**Problem details:**
Read the records and write them out again exactly.

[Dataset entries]
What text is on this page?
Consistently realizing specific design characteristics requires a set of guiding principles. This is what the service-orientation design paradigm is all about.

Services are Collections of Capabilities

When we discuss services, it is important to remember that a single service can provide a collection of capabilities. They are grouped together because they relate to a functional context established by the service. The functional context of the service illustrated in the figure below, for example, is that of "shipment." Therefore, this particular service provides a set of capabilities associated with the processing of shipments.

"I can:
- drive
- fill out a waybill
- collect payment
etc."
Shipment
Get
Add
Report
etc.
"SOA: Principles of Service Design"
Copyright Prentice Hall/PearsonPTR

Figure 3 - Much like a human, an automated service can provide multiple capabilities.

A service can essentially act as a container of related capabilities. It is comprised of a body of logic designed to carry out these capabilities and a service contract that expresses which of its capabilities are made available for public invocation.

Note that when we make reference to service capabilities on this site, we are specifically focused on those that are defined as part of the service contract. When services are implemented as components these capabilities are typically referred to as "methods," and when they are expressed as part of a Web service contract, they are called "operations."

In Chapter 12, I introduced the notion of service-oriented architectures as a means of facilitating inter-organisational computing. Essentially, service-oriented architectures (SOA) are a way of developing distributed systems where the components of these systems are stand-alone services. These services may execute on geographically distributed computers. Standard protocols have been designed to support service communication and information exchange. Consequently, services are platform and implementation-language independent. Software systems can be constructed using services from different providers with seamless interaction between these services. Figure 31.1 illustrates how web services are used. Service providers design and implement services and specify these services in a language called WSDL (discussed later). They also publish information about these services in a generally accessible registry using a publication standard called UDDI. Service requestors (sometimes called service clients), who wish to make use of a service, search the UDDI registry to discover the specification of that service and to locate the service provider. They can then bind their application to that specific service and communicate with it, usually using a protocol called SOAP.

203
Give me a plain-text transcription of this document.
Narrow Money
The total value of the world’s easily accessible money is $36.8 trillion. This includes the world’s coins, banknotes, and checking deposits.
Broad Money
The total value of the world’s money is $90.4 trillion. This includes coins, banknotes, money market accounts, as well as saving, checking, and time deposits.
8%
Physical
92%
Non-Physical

**Solution to this exercise:**
What text is on this page?
Consistently realizing specific design characteristics requires a set of guiding principles. This is what the service-orientation design paradigm is all about.

Services are Collections of Capabilities

When we discuss services, it is important to remember that a single service can provide a collection of capabilities. They are grouped together because they relate to a functional context established by the service. The functional context of the service illustrated in the figure below, for example, is that of "shipment." Therefore, this particular service provides a set of capabilities associated with the processing of shipments.

"I can:
- drive
- fill out a waybill
- collect payment
etc."
Shipment
Get
Add
Report
etc.
"SOA: Principles of Service Design"
Copyright Prentice Hall/PearsonPTR

Figure 3 - Much like a human, an automated service can provide multiple capabilities.

A service can essentially act as a container of related capabilities. It is comprised of a body of logic designed to carry out these capabilities and a service contract that expresses which of its capabilities are made available for public invocation.

Note that when we make reference to service capabilities on this site, we are specifically focused on those that are defined as part of the service contract. When services are implemented as components these capabilities are typically referred to as "methods," and when they are expressed as part of a Web service contract, they are called "operations."

In Chapter 12, I introduced the notion of service-oriented architectures as a means of facilitating inter-organisational computing. Essentially, service-oriented architectures (SOA) are a way of developing distributed systems where the components of these systems are stand-alone services. These services may execute on geographically distributed computers. Standard protocols have been designed to support service communication and information exchange. Consequently, services are platform and implementation-language independent. Software systems can be constructed using services from different providers with seamless interaction between these services. Figure 31.1 illustrates how web services are used. Service providers design and implement services and specify these services in a language called WSDL (discussed later). They also publish information about these services in a generally accessible registry using a publication standard called UDDI. Service requestors (sometimes called service clients), who wish to make use of a service, search the UDDI registry to discover the specification of that service and to locate the service provider. They can then bind their application to that specific service and communicate with it, usually using a protocol called SOAP.

203
Give me a plain-text transcription of this document.
Narrow Money
The total value of the world’s easily accessible money is $36.8 trillion. This includes the world’s coins, banknotes, and checking deposits.
Broad Money
The total value of the world’s money is $90.4 trillion. This includes coins, banknotes, money market accounts, as well as saving, checking, and time deposits.
8%
Physical
92%
Non-Physical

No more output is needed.